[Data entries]
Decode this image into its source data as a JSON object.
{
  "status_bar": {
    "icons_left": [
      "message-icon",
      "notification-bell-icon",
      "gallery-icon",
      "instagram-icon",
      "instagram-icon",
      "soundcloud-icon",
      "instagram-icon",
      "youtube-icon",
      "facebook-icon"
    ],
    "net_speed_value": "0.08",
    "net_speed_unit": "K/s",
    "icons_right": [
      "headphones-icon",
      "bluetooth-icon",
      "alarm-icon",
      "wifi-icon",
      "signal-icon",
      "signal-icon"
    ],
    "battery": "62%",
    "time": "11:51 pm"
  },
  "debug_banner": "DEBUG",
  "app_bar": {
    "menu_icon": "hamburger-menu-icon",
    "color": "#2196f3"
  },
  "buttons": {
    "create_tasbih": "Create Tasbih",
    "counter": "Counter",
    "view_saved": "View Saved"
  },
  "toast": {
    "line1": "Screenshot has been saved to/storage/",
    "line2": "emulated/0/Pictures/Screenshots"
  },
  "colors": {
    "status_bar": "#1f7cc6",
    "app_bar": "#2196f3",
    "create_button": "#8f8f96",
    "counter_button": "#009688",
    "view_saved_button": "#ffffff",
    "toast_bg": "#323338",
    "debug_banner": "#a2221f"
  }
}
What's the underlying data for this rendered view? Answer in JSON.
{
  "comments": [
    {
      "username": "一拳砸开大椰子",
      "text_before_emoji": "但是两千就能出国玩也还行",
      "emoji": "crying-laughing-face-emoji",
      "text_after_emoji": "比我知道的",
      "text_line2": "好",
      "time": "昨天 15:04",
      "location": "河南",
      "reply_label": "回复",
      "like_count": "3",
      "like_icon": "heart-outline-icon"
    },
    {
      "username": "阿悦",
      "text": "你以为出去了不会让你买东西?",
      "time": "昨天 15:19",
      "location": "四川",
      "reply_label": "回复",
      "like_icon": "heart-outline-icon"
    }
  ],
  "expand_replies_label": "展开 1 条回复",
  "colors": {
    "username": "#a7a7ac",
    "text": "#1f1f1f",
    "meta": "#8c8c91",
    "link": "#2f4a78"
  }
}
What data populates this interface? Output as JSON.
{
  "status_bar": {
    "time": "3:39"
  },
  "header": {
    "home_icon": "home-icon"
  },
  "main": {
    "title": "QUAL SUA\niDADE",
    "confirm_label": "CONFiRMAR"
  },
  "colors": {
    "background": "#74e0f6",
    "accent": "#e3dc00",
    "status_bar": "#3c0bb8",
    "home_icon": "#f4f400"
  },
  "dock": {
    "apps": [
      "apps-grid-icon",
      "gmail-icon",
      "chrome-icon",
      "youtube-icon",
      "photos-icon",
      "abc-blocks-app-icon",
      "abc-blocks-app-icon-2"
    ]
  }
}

WORK TO DO: Check all the records above and select each line where the string "What" is found.

SOLUTION TO THIS PROBLEM:
What's the underlying data for this rendered view? Answer in JSON.
What data populates this interface? Output as JSON.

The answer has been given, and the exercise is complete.